GIVEN INFORMATION:
>> Begin
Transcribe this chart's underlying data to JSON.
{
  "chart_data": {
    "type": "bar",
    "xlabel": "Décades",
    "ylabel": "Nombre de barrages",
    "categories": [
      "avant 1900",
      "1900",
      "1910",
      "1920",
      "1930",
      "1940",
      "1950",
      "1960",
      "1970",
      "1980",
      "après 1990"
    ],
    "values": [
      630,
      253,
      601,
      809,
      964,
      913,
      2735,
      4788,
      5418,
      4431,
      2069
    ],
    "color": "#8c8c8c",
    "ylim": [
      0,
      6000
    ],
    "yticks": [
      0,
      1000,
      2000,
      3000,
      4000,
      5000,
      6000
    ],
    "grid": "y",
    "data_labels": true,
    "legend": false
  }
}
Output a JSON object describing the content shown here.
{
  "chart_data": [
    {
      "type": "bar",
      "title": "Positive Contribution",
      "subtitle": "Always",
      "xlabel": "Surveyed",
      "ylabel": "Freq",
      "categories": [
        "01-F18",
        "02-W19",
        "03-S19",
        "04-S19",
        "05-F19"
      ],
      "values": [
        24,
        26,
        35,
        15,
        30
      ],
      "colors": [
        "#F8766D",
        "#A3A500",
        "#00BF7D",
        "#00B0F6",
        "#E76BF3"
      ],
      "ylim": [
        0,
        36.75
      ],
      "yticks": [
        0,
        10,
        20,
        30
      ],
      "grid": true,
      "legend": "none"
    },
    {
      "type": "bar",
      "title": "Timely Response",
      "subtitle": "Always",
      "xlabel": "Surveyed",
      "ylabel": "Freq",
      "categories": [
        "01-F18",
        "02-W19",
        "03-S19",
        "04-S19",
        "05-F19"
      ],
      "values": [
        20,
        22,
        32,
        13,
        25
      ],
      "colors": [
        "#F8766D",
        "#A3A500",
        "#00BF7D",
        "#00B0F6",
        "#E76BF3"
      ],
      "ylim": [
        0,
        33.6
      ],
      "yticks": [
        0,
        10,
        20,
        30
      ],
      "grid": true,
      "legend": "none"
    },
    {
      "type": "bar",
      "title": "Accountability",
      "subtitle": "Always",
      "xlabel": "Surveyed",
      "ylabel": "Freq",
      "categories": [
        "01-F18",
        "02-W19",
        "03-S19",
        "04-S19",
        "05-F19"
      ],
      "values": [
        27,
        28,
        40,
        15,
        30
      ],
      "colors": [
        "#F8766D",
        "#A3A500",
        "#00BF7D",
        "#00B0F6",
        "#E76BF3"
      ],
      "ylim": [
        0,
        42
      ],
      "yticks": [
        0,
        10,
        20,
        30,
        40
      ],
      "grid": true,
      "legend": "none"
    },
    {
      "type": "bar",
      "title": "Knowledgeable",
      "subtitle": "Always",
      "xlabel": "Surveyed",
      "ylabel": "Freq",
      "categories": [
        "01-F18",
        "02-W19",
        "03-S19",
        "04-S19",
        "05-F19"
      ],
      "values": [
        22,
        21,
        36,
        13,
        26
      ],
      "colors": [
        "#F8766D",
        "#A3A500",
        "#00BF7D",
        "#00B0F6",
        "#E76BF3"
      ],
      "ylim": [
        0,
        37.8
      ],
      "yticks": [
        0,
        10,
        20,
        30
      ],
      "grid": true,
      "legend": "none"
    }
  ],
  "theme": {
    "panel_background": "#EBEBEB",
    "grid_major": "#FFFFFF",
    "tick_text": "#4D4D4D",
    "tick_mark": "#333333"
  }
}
>> End
WRITTEN PROBLEM:
Without leaving anything out, quote all the data.

EXERCISE SOLUTION:
Transcribe this chart's underlying data to JSON.
{
  "chart_data": {
    "type": "bar",
    "xlabel": "Décades",
    "ylabel": "Nombre de barrages",
    "categories": [
      "avant 1900",
      "1900",
      "1910",
      "1920",
      "1930",
      "1940",
      "1950",
      "1960",
      "1970",
      "1980",
      "après 1990"
    ],
    "values": [
      630,
      253,
      601,
      809,
      964,
      913,
      2735,
      4788,
      5418,
      4431,
      2069
    ],
    "color": "#8c8c8c",
    "ylim": [
      0,
      6000
    ],
    "yticks": [
      0,
      1000,
      2000,
      3000,
      4000,
      5000,
      6000
    ],
    "grid": "y",
    "data_labels": true,
    "legend": false
  }
}
Output a JSON object describing the content shown here.
{
  "chart_data": [
    {
      "type": "bar",
      "title": "Positive Contribution",
      "subtitle": "Always",
      "xlabel": "Surveyed",
      "ylabel": "Freq",
      "categories": [
        "01-F18",
        "02-W19",
        "03-S19",
        "04-S19",
        "05-F19"
      ],
      "values": [
        24,
        26,
        35,
        15,
        30
      ],
      "colors": [
        "#F8766D",
        "#A3A500",
        "#00BF7D",
        "#00B0F6",
        "#E76BF3"
      ],
      "ylim": [
        0,
        36.75
      ],
      "yticks": [
        0,
        10,
        20,
        30
      ],
      "grid": true,
      "legend": "none"
    },
    {
      "type": "bar",
      "title": "Timely Response",
      "subtitle": "Always",
      "xlabel": "Surveyed",
      "ylabel": "Freq",
      "categories": [
        "01-F18",
        "02-W19",
        "03-S19",
        "04-S19",
        "05-F19"
      ],
      "values": [
        20,
        22,
        32,
        13,
        25
      ],
      "colors": [
        "#F8766D",
        "#A3A500",
        "#00BF7D",
        "#00B0F6",
        "#E76BF3"
      ],
      "ylim": [
        0,
        33.6
      ],
      "yticks": [
        0,
        10,
        20,
        30
      ],
      "grid": true,
      "legend": "none"
    },
    {
      "type": "bar",
      "title": "Accountability",
      "subtitle": "Always",
      "xlabel": "Surveyed",
      "ylabel": "Freq",
      "categories": [
        "01-F18",
        "02-W19",
        "03-S19",
        "04-S19",
        "05-F19"
      ],
      "values": [
        27,
        28,
        40,
        15,
        30
      ],
      "colors": [
        "#F8766D",
        "#A3A500",
        "#00BF7D",
        "#00B0F6",
        "#E76BF3"
      ],
      "ylim": [
        0,
        42
      ],
      "yticks": [
        0,
        10,
        20,
        30,
        40
      ],
      "grid": true,
      "legend": "none"
    },
    {
      "type": "bar",
      "title": "Knowledgeable",
      "subtitle": "Always",
      "xlabel": "Surveyed",
      "ylabel": "Freq",
      "categories": [
        "01-F18",
        "02-W19",
        "03-S19",
        "04-S19",
        "05-F19"
      ],
      "values": [
        22,
        21,
        36,
        13,
        26
      ],
      "colors": [
        "#F8766D",
        "#A3A500",
        "#00BF7D",
        "#00B0F6",
        "#E76BF3"
      ],
      "ylim": [
        0,
        37.8
      ],
      "yticks": [
        0,
        10,
        20,
        30
      ],
      "grid": true,
      "legend": "none"
    }
  ],
  "theme": {
    "panel_background": "#EBEBEB",
    "grid_major": "#FFFFFF",
    "tick_text": "#4D4D4D",
    "tick_mark": "#333333"
  }
}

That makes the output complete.